### WHAT YOU WILL DO
Scan the lines below for the string "Diario" and copy every one that has it.

### Records about charts and figures
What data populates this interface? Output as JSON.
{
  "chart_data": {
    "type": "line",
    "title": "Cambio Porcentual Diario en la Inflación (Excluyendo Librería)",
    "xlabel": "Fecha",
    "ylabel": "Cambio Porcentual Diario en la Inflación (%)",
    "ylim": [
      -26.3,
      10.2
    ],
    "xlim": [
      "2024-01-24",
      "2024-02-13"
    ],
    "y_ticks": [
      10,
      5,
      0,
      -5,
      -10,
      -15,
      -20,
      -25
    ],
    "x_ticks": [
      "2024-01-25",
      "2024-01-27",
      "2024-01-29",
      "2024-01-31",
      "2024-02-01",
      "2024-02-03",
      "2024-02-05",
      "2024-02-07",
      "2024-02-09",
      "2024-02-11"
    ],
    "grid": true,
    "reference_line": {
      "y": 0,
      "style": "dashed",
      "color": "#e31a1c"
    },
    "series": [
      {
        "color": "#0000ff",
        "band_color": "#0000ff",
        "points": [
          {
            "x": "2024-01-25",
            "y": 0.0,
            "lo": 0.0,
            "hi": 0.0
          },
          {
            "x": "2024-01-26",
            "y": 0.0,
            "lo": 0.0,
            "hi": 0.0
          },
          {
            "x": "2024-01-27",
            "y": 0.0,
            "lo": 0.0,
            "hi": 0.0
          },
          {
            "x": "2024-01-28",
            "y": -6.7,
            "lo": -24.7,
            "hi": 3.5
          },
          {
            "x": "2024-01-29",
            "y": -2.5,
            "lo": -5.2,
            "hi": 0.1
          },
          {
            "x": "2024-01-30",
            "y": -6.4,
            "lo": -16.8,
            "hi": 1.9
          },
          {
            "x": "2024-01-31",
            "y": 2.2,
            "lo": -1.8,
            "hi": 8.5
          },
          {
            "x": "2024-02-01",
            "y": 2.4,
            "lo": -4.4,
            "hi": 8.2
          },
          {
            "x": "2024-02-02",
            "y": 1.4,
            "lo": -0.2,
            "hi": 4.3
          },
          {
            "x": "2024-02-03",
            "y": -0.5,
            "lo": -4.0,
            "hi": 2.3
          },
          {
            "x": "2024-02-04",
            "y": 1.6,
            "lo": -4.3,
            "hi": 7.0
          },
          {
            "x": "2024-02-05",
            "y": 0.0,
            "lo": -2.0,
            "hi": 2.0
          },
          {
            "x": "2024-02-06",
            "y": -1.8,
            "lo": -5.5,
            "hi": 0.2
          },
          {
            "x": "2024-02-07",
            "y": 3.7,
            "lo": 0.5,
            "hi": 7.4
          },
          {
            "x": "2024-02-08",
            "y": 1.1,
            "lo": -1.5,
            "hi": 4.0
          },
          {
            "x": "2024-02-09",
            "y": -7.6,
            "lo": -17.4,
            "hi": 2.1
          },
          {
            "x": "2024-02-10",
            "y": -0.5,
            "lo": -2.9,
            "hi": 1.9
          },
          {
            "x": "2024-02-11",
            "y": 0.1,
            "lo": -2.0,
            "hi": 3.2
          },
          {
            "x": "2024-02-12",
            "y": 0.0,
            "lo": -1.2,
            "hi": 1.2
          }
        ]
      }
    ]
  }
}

### THE OUTPUT
    "title": "Cambio Porcentual Diario en la Inflación (Excluyendo Librería)",
    "ylabel": "Cambio Porcentual Diario en la Inflación (%)",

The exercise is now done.